Aim:
Leave out the pictures and transcribe everything else exactly.

Records to process:

┄┄┄┄┄┄┄┄┄┄

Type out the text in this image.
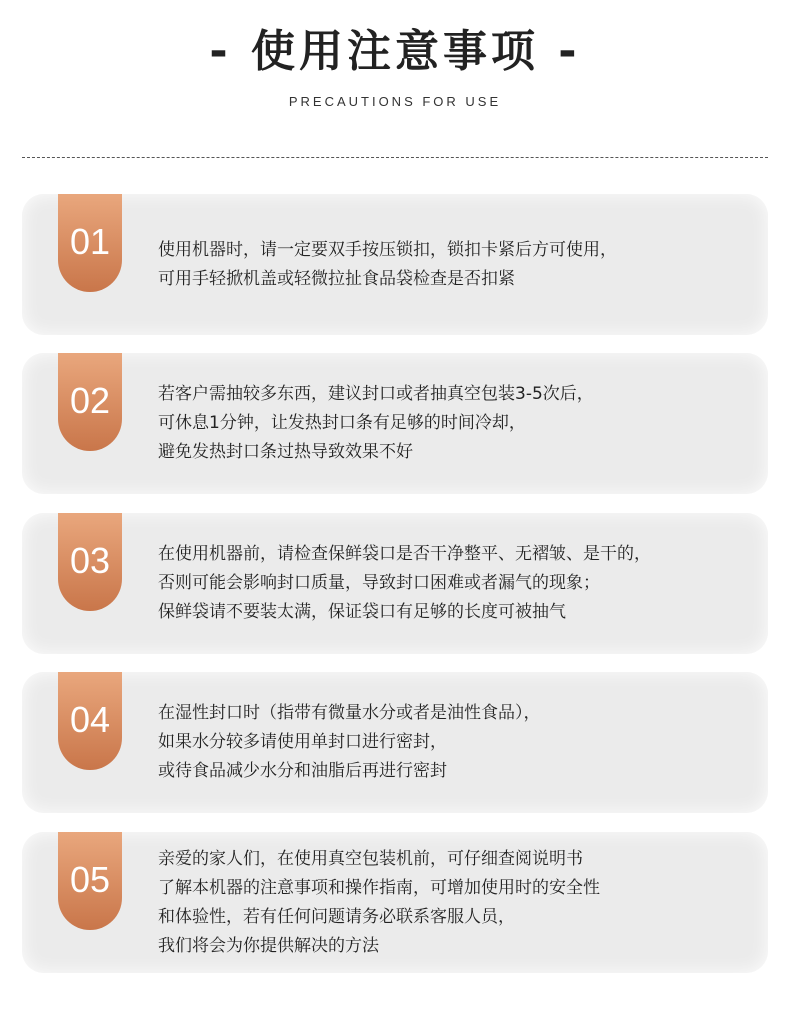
- 使用注意事项 -
PRECAUTIONS FOR USE
01	使用机器时，请一定要双手按压锁扣，锁扣卡紧后方可使用，
可用手轻掀机盖或轻微拉扯食品袋检查是否扣紧
02	若客户需抽较多东西，建议封口或者抽真空包装3-5次后，
可休息1分钟，让发热封口条有足够的时间冷却，
避免发热封口条过热导致效果不好
03	在使用机器前，请检查保鲜袋口是否干净整平、无褶皱、是干的，
否则可能会影响封口质量，导致封口困难或者漏气的现象；
保鲜袋请不要装太满，保证袋口有足够的长度可被抽气
04	在湿性封口时（指带有微量水分或者是油性食品），
如果水分较多请使用单封口进行密封，
或待食品减少水分和油脂后再进行密封
05
亲爱的家人们，在使用真空包装机前，可仔细查阅说明书
了解本机器的注意事项和操作指南，可增加使用时的安全性
和体验性，若有任何问题请务必联系客服人员，
我们将会为你提供解决的方法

┄┄┄┄┄┄┄┄┄┄

Correct output:
Type out the text in this image.
- 使用注意事项 -
PRECAUTIONS FOR USE
01	使用机器时，请一定要双手按压锁扣，锁扣卡紧后方可使用，
可用手轻掀机盖或轻微拉扯食品袋检查是否扣紧
02	若客户需抽较多东西，建议封口或者抽真空包装3-5次后，
可休息1分钟，让发热封口条有足够的时间冷却，
避免发热封口条过热导致效果不好
03	在使用机器前，请检查保鲜袋口是否干净整平、无褶皱、是干的，
否则可能会影响封口质量，导致封口困难或者漏气的现象；
保鲜袋请不要装太满，保证袋口有足够的长度可被抽气
04	在湿性封口时（指带有微量水分或者是油性食品），
如果水分较多请使用单封口进行密封，
或待食品减少水分和油脂后再进行密封
05
亲爱的家人们，在使用真空包装机前，可仔细查阅说明书
了解本机器的注意事项和操作指南，可增加使用时的安全性
和体验性，若有任何问题请务必联系客服人员，
我们将会为你提供解决的方法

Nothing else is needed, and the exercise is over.